◆ Written instruction: Extract every line where the string "프로세스가" appears.

◆ Supplied records:

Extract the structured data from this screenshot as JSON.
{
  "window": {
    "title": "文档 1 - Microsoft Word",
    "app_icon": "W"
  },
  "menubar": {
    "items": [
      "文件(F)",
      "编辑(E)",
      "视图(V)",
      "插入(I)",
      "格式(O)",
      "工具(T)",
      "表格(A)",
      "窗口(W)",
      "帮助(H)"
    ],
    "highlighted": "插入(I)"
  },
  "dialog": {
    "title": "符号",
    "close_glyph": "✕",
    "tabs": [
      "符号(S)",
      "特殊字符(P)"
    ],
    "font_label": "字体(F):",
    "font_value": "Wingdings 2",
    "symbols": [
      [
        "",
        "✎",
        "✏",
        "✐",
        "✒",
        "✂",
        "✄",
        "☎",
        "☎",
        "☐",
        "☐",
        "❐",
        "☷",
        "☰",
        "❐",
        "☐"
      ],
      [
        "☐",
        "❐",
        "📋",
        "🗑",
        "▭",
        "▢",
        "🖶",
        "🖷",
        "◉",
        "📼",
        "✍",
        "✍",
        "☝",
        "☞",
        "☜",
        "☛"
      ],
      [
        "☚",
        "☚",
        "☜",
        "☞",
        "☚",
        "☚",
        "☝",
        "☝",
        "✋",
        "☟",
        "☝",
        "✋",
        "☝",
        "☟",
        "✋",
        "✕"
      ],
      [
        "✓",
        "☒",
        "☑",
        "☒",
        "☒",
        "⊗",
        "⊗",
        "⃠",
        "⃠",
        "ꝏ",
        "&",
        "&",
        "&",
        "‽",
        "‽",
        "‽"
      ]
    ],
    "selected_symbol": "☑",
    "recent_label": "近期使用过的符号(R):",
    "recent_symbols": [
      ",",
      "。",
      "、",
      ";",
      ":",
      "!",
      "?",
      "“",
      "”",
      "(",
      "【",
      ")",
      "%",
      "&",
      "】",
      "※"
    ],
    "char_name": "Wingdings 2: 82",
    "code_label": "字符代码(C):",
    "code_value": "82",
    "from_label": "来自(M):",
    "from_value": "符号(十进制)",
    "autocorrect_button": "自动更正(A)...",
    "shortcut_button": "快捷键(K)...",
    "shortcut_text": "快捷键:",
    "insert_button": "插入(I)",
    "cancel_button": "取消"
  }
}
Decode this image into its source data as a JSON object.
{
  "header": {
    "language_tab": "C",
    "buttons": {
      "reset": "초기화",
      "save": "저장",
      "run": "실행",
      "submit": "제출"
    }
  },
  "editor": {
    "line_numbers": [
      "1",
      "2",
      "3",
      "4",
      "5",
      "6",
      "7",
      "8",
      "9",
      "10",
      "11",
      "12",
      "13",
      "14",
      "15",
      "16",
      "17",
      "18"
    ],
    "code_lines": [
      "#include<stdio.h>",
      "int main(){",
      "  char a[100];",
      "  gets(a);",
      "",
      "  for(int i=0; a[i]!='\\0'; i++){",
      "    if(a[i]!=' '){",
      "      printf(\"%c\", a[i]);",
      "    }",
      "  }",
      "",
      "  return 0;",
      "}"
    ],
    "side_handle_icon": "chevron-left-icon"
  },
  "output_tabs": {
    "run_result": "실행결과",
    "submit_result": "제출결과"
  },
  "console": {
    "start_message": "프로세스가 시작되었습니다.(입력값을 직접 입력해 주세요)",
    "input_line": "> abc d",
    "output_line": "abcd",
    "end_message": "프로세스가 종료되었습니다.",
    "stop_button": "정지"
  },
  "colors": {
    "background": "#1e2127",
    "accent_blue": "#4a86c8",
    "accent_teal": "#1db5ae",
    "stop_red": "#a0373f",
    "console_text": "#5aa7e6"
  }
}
---
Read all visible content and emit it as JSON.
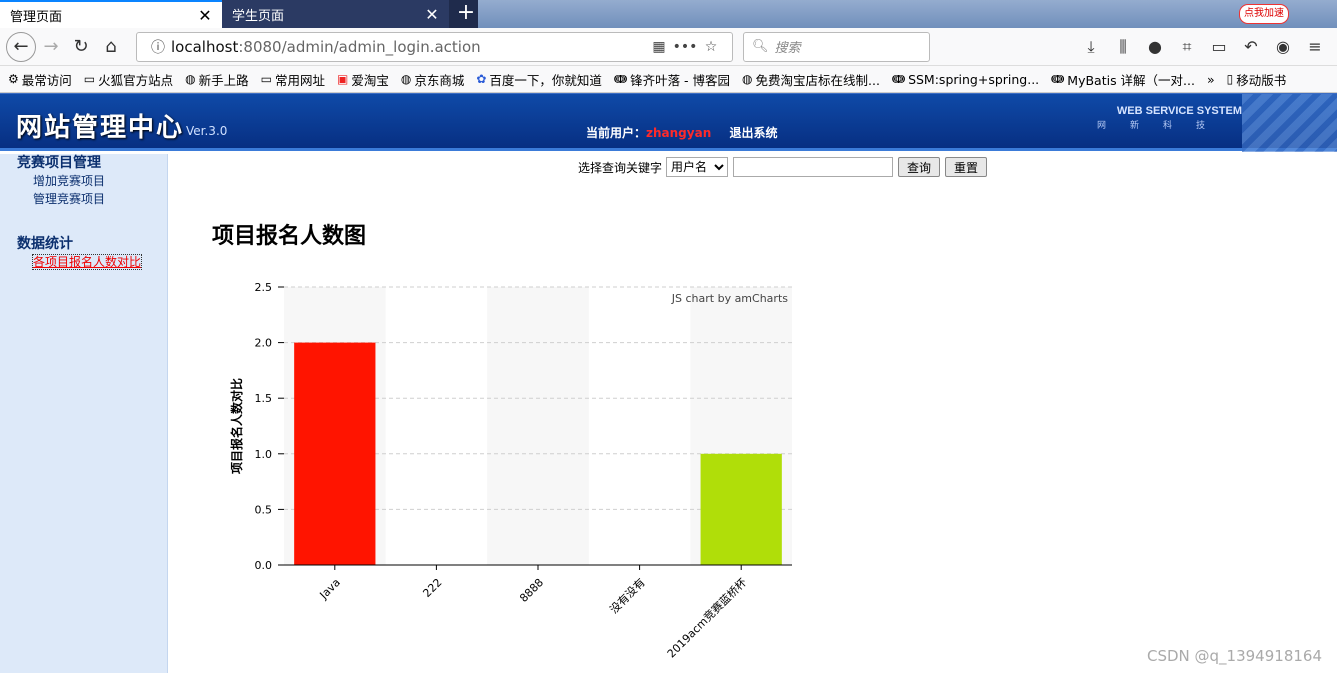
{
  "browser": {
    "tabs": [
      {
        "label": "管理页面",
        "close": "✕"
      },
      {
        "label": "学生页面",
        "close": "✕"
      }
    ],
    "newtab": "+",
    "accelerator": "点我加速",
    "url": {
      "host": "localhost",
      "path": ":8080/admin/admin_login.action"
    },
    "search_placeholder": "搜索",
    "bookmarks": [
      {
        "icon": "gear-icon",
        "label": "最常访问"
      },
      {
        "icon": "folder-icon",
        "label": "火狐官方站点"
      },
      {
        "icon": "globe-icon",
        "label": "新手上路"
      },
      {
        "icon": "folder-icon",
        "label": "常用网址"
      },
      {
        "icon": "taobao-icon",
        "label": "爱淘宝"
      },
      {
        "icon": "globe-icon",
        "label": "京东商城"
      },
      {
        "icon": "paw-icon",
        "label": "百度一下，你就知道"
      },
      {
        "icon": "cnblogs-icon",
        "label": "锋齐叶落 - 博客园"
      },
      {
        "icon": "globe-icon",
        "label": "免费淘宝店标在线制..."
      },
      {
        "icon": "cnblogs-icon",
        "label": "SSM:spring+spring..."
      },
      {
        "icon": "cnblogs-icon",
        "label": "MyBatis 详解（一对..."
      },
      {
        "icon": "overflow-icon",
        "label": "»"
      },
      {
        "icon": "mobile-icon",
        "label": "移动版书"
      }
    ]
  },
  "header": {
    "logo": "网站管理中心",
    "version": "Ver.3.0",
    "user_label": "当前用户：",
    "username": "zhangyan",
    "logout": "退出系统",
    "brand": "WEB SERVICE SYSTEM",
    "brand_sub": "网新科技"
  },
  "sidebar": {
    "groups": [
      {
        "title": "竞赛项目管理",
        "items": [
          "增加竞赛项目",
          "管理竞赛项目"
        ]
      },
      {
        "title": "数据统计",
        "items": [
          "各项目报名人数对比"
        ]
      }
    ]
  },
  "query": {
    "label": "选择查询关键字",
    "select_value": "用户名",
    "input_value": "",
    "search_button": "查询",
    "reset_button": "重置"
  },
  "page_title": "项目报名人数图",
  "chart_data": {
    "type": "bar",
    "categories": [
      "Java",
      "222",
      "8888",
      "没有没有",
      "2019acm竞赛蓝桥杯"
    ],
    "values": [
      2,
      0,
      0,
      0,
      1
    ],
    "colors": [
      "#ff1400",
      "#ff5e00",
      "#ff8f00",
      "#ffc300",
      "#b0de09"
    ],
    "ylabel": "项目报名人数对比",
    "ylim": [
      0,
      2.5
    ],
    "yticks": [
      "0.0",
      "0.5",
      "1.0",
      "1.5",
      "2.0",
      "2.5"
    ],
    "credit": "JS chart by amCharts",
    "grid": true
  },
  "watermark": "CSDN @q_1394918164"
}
--
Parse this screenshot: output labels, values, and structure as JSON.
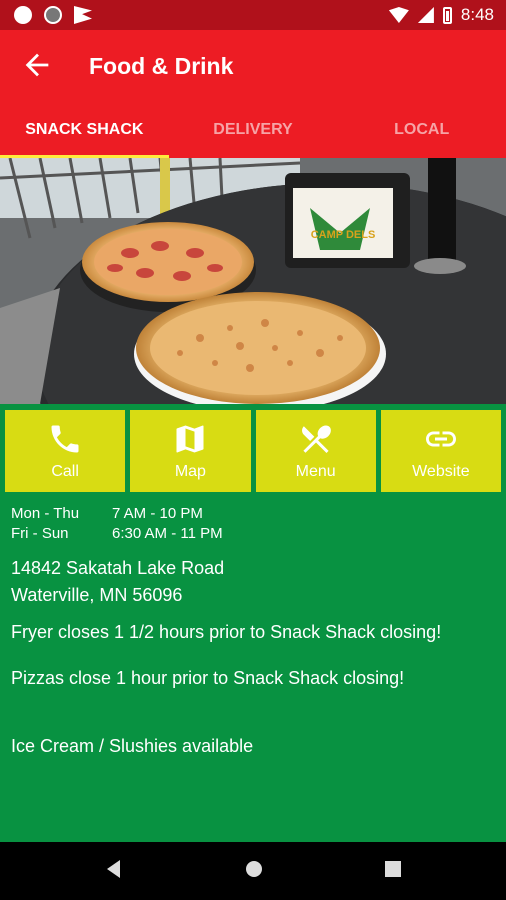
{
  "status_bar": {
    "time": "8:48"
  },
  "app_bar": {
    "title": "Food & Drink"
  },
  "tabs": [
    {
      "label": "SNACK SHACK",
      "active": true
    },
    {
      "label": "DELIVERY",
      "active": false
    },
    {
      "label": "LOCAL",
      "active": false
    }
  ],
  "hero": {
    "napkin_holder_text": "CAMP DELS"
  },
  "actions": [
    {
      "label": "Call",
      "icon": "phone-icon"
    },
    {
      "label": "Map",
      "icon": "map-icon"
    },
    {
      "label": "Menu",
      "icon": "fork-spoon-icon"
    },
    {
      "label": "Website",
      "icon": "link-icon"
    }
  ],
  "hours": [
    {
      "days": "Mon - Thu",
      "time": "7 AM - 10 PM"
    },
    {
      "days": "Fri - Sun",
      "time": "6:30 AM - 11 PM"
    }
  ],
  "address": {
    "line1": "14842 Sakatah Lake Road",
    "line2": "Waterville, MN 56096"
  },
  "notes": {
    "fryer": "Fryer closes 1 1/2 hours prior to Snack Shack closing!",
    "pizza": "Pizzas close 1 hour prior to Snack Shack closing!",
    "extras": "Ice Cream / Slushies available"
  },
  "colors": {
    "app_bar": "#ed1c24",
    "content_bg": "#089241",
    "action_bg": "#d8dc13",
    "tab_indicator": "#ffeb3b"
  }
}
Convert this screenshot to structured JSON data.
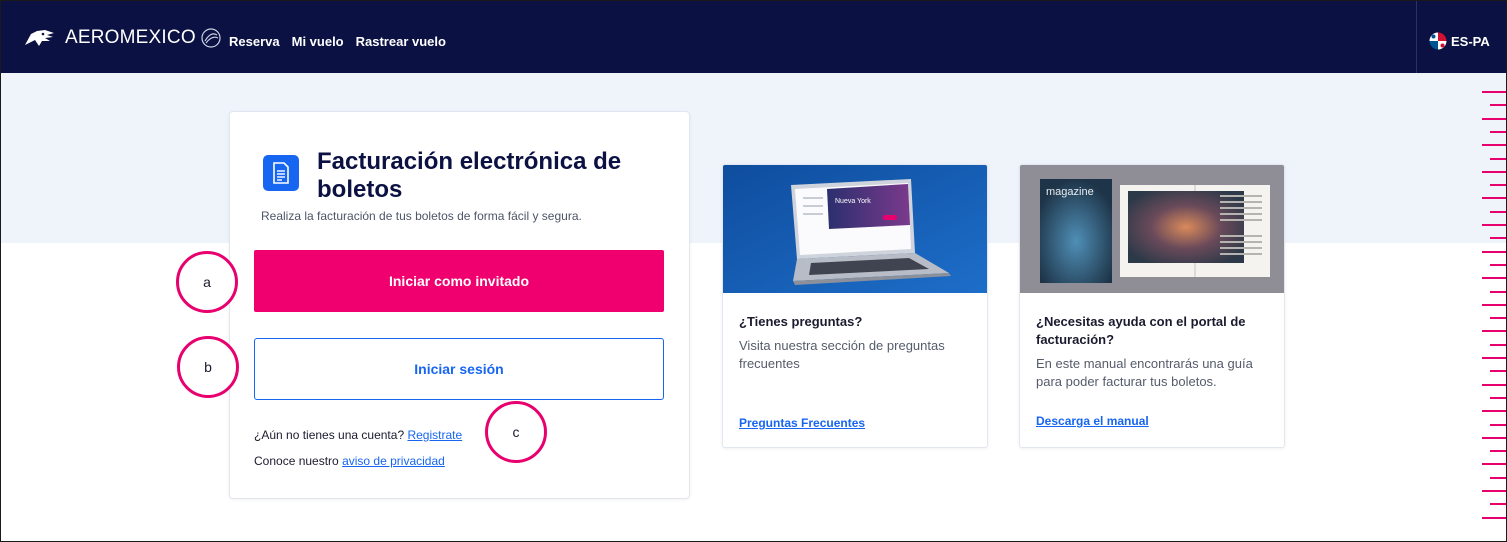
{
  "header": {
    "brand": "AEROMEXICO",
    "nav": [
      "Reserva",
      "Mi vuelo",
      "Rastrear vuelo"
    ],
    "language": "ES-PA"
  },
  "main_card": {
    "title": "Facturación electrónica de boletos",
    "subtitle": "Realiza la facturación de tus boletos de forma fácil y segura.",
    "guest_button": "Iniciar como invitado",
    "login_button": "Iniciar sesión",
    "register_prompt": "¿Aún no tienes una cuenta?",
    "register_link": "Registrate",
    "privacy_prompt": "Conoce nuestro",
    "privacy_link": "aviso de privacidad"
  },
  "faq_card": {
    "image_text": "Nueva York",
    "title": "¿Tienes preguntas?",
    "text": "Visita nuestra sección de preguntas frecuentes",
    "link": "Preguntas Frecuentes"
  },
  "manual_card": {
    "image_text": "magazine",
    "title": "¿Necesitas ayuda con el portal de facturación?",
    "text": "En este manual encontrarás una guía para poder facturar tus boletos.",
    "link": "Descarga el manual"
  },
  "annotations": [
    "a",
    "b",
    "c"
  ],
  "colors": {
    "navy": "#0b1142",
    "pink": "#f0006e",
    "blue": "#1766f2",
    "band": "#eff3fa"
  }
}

◆ Response for this exercise:
    "start_message": "프로세스가 시작되었습니다.(입력값을 직접 입력해 주세요)",
    "end_message": "프로세스가 종료되었습니다.",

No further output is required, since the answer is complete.